→ **Description of the task**: Work through the following lines and count those that hold the word "well". Reply with that number only.

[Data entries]
◇ ◇ ◇ ◇ ◇

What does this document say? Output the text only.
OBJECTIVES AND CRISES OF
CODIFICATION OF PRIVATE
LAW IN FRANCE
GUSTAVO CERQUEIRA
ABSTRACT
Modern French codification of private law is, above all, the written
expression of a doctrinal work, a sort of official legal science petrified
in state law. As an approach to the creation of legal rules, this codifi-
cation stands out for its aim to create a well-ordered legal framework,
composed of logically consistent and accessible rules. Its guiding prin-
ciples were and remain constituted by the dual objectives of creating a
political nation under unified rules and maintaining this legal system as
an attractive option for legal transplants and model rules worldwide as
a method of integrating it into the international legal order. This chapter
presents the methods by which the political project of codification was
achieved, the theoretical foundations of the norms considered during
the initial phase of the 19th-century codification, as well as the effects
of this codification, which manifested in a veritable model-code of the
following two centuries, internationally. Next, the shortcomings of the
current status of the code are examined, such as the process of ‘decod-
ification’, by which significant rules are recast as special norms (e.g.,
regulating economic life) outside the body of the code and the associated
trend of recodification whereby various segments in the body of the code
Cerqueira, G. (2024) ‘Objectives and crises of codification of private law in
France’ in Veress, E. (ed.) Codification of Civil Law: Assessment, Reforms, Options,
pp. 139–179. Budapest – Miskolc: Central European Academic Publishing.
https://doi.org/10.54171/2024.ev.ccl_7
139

◇ ◇ ◇ ◇ ◇

→ **Final result**: 2